-- TASK BRIEF --
Reproduce every entry exactly, without alteration.

[Collection entries]
* * * *

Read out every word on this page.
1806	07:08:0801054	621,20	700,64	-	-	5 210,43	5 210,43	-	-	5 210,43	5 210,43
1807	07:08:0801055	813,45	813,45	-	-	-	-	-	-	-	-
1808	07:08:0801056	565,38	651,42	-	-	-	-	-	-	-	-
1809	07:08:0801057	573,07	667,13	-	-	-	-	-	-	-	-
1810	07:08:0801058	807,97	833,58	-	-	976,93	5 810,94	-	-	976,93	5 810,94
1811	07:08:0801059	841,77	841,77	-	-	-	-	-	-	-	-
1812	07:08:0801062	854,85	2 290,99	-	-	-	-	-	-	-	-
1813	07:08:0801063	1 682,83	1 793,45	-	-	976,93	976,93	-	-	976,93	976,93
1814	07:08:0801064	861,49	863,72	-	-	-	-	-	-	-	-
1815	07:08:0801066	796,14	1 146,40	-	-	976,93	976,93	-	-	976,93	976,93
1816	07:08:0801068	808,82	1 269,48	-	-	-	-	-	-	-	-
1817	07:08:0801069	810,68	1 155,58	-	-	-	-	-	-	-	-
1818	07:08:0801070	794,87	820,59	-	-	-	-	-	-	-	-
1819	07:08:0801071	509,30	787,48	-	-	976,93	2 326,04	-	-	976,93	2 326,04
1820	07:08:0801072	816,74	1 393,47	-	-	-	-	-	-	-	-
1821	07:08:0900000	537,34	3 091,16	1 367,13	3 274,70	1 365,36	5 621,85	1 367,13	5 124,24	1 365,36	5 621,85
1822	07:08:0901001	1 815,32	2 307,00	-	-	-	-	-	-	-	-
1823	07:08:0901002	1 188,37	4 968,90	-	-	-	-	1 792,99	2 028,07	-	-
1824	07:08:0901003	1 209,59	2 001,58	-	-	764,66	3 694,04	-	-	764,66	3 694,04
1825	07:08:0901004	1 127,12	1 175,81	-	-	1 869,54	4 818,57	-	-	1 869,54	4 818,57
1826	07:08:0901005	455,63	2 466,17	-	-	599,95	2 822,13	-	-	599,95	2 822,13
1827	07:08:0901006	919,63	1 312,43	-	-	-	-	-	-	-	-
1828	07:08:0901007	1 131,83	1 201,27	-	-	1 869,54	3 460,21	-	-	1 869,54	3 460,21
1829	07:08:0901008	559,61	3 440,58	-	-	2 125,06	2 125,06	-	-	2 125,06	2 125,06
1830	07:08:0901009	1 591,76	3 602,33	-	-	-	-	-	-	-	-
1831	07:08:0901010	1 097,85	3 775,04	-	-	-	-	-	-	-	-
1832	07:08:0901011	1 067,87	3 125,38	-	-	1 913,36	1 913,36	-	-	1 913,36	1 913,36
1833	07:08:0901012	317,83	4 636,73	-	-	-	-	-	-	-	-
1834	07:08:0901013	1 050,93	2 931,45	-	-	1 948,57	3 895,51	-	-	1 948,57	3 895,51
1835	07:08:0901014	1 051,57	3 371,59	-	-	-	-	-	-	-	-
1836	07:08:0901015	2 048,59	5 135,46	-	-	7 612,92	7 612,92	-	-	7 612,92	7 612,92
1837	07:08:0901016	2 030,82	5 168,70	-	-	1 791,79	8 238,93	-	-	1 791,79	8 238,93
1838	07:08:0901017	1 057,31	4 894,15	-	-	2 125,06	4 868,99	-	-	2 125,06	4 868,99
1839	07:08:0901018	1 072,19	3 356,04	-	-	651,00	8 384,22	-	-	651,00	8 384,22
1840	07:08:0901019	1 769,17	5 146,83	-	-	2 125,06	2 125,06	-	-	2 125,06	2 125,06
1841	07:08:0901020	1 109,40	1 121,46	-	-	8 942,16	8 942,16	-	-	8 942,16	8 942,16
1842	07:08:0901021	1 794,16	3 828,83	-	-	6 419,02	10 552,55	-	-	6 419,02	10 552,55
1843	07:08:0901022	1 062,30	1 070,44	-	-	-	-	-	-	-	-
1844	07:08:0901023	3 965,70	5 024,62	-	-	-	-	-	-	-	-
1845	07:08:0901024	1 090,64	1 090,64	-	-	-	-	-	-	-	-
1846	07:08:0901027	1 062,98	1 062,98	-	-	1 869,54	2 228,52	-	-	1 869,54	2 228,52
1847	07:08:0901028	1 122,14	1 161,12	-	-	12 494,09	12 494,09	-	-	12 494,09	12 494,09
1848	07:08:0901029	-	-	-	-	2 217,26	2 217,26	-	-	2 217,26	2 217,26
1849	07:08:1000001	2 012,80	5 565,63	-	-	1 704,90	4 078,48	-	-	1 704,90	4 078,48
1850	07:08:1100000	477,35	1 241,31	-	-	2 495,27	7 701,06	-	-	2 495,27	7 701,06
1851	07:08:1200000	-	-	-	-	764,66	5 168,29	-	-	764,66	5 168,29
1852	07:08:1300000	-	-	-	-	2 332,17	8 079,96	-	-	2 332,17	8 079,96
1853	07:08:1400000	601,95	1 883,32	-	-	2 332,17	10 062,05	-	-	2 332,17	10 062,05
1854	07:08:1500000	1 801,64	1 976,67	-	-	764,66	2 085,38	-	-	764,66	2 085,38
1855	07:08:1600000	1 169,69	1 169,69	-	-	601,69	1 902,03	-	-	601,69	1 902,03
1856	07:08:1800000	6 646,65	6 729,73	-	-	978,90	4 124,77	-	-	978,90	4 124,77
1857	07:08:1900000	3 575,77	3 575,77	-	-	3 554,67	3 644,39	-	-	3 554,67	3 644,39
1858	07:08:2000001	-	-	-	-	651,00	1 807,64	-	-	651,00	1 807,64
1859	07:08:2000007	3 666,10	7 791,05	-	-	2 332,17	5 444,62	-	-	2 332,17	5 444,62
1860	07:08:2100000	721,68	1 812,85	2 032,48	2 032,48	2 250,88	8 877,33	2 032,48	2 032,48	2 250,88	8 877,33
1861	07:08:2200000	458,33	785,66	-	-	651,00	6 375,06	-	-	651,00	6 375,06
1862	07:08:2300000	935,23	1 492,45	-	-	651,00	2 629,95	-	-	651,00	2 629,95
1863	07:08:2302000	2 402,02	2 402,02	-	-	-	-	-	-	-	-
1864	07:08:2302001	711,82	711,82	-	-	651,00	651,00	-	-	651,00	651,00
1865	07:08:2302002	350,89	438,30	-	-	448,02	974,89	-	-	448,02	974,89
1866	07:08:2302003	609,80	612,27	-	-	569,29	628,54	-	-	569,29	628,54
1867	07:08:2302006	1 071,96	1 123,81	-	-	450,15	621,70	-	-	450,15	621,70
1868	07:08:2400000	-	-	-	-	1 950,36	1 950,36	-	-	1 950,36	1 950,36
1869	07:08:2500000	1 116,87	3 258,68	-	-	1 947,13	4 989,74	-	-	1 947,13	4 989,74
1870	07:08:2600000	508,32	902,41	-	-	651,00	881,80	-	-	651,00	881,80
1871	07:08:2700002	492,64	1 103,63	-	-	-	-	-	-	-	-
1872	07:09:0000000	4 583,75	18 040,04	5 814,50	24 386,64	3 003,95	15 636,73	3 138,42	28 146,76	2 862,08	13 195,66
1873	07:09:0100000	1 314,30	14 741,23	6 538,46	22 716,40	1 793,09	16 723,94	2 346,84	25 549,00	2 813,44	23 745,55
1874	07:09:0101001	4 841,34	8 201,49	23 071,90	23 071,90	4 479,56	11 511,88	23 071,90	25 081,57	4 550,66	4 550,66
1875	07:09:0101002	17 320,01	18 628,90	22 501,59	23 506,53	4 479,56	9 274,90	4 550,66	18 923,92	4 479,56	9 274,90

* * * *

-- REPLY --
Read out every word on this page.
1806	07:08:0801054	621,20	700,64	-	-	5 210,43	5 210,43	-	-	5 210,43	5 210,43
1807	07:08:0801055	813,45	813,45	-	-	-	-	-	-	-	-
1808	07:08:0801056	565,38	651,42	-	-	-	-	-	-	-	-
1809	07:08:0801057	573,07	667,13	-	-	-	-	-	-	-	-
1810	07:08:0801058	807,97	833,58	-	-	976,93	5 810,94	-	-	976,93	5 810,94
1811	07:08:0801059	841,77	841,77	-	-	-	-	-	-	-	-
1812	07:08:0801062	854,85	2 290,99	-	-	-	-	-	-	-	-
1813	07:08:0801063	1 682,83	1 793,45	-	-	976,93	976,93	-	-	976,93	976,93
1814	07:08:0801064	861,49	863,72	-	-	-	-	-	-	-	-
1815	07:08:0801066	796,14	1 146,40	-	-	976,93	976,93	-	-	976,93	976,93
1816	07:08:0801068	808,82	1 269,48	-	-	-	-	-	-	-	-
1817	07:08:0801069	810,68	1 155,58	-	-	-	-	-	-	-	-
1818	07:08:0801070	794,87	820,59	-	-	-	-	-	-	-	-
1819	07:08:0801071	509,30	787,48	-	-	976,93	2 326,04	-	-	976,93	2 326,04
1820	07:08:0801072	816,74	1 393,47	-	-	-	-	-	-	-	-
1821	07:08:0900000	537,34	3 091,16	1 367,13	3 274,70	1 365,36	5 621,85	1 367,13	5 124,24	1 365,36	5 621,85
1822	07:08:0901001	1 815,32	2 307,00	-	-	-	-	-	-	-	-
1823	07:08:0901002	1 188,37	4 968,90	-	-	-	-	1 792,99	2 028,07	-	-
1824	07:08:0901003	1 209,59	2 001,58	-	-	764,66	3 694,04	-	-	764,66	3 694,04
1825	07:08:0901004	1 127,12	1 175,81	-	-	1 869,54	4 818,57	-	-	1 869,54	4 818,57
1826	07:08:0901005	455,63	2 466,17	-	-	599,95	2 822,13	-	-	599,95	2 822,13
1827	07:08:0901006	919,63	1 312,43	-	-	-	-	-	-	-	-
1828	07:08:0901007	1 131,83	1 201,27	-	-	1 869,54	3 460,21	-	-	1 869,54	3 460,21
1829	07:08:0901008	559,61	3 440,58	-	-	2 125,06	2 125,06	-	-	2 125,06	2 125,06
1830	07:08:0901009	1 591,76	3 602,33	-	-	-	-	-	-	-	-
1831	07:08:0901010	1 097,85	3 775,04	-	-	-	-	-	-	-	-
1832	07:08:0901011	1 067,87	3 125,38	-	-	1 913,36	1 913,36	-	-	1 913,36	1 913,36
1833	07:08:0901012	317,83	4 636,73	-	-	-	-	-	-	-	-
1834	07:08:0901013	1 050,93	2 931,45	-	-	1 948,57	3 895,51	-	-	1 948,57	3 895,51
1835	07:08:0901014	1 051,57	3 371,59	-	-	-	-	-	-	-	-
1836	07:08:0901015	2 048,59	5 135,46	-	-	7 612,92	7 612,92	-	-	7 612,92	7 612,92
1837	07:08:0901016	2 030,82	5 168,70	-	-	1 791,79	8 238,93	-	-	1 791,79	8 238,93
1838	07:08:0901017	1 057,31	4 894,15	-	-	2 125,06	4 868,99	-	-	2 125,06	4 868,99
1839	07:08:0901018	1 072,19	3 356,04	-	-	651,00	8 384,22	-	-	651,00	8 384,22
1840	07:08:0901019	1 769,17	5 146,83	-	-	2 125,06	2 125,06	-	-	2 125,06	2 125,06
1841	07:08:0901020	1 109,40	1 121,46	-	-	8 942,16	8 942,16	-	-	8 942,16	8 942,16
1842	07:08:0901021	1 794,16	3 828,83	-	-	6 419,02	10 552,55	-	-	6 419,02	10 552,55
1843	07:08:0901022	1 062,30	1 070,44	-	-	-	-	-	-	-	-
1844	07:08:0901023	3 965,70	5 024,62	-	-	-	-	-	-	-	-
1845	07:08:0901024	1 090,64	1 090,64	-	-	-	-	-	-	-	-
1846	07:08:0901027	1 062,98	1 062,98	-	-	1 869,54	2 228,52	-	-	1 869,54	2 228,52
1847	07:08:0901028	1 122,14	1 161,12	-	-	12 494,09	12 494,09	-	-	12 494,09	12 494,09
1848	07:08:0901029	-	-	-	-	2 217,26	2 217,26	-	-	2 217,26	2 217,26
1849	07:08:1000001	2 012,80	5 565,63	-	-	1 704,90	4 078,48	-	-	1 704,90	4 078,48
1850	07:08:1100000	477,35	1 241,31	-	-	2 495,27	7 701,06	-	-	2 495,27	7 701,06
1851	07:08:1200000	-	-	-	-	764,66	5 168,29	-	-	764,66	5 168,29
1852	07:08:1300000	-	-	-	-	2 332,17	8 079,96	-	-	2 332,17	8 079,96
1853	07:08:1400000	601,95	1 883,32	-	-	2 332,17	10 062,05	-	-	2 332,17	10 062,05
1854	07:08:1500000	1 801,64	1 976,67	-	-	764,66	2 085,38	-	-	764,66	2 085,38
1855	07:08:1600000	1 169,69	1 169,69	-	-	601,69	1 902,03	-	-	601,69	1 902,03
1856	07:08:1800000	6 646,65	6 729,73	-	-	978,90	4 124,77	-	-	978,90	4 124,77
1857	07:08:1900000	3 575,77	3 575,77	-	-	3 554,67	3 644,39	-	-	3 554,67	3 644,39
1858	07:08:2000001	-	-	-	-	651,00	1 807,64	-	-	651,00	1 807,64
1859	07:08:2000007	3 666,10	7 791,05	-	-	2 332,17	5 444,62	-	-	2 332,17	5 444,62
1860	07:08:2100000	721,68	1 812,85	2 032,48	2 032,48	2 250,88	8 877,33	2 032,48	2 032,48	2 250,88	8 877,33
1861	07:08:2200000	458,33	785,66	-	-	651,00	6 375,06	-	-	651,00	6 375,06
1862	07:08:2300000	935,23	1 492,45	-	-	651,00	2 629,95	-	-	651,00	2 629,95
1863	07:08:2302000	2 402,02	2 402,02	-	-	-	-	-	-	-	-
1864	07:08:2302001	711,82	711,82	-	-	651,00	651,00	-	-	651,00	651,00
1865	07:08:2302002	350,89	438,30	-	-	448,02	974,89	-	-	448,02	974,89
1866	07:08:2302003	609,80	612,27	-	-	569,29	628,54	-	-	569,29	628,54
1867	07:08:2302006	1 071,96	1 123,81	-	-	450,15	621,70	-	-	450,15	621,70
1868	07:08:2400000	-	-	-	-	1 950,36	1 950,36	-	-	1 950,36	1 950,36
1869	07:08:2500000	1 116,87	3 258,68	-	-	1 947,13	4 989,74	-	-	1 947,13	4 989,74
1870	07:08:2600000	508,32	902,41	-	-	651,00	881,80	-	-	651,00	881,80
1871	07:08:2700002	492,64	1 103,63	-	-	-	-	-	-	-	-
1872	07:09:0000000	4 583,75	18 040,04	5 814,50	24 386,64	3 003,95	15 636,73	3 138,42	28 146,76	2 862,08	13 195,66
1873	07:09:0100000	1 314,30	14 741,23	6 538,46	22 716,40	1 793,09	16 723,94	2 346,84	25 549,00	2 813,44	23 745,55
1874	07:09:0101001	4 841,34	8 201,49	23 071,90	23 071,90	4 479,56	11 511,88	23 071,90	25 081,57	4 550,66	4 550,66
1875	07:09:0101002	17 320,01	18 628,90	22 501,59	23 506,53	4 479,56	9 274,90	4 550,66	18 923,92	4 479,56	9 274,90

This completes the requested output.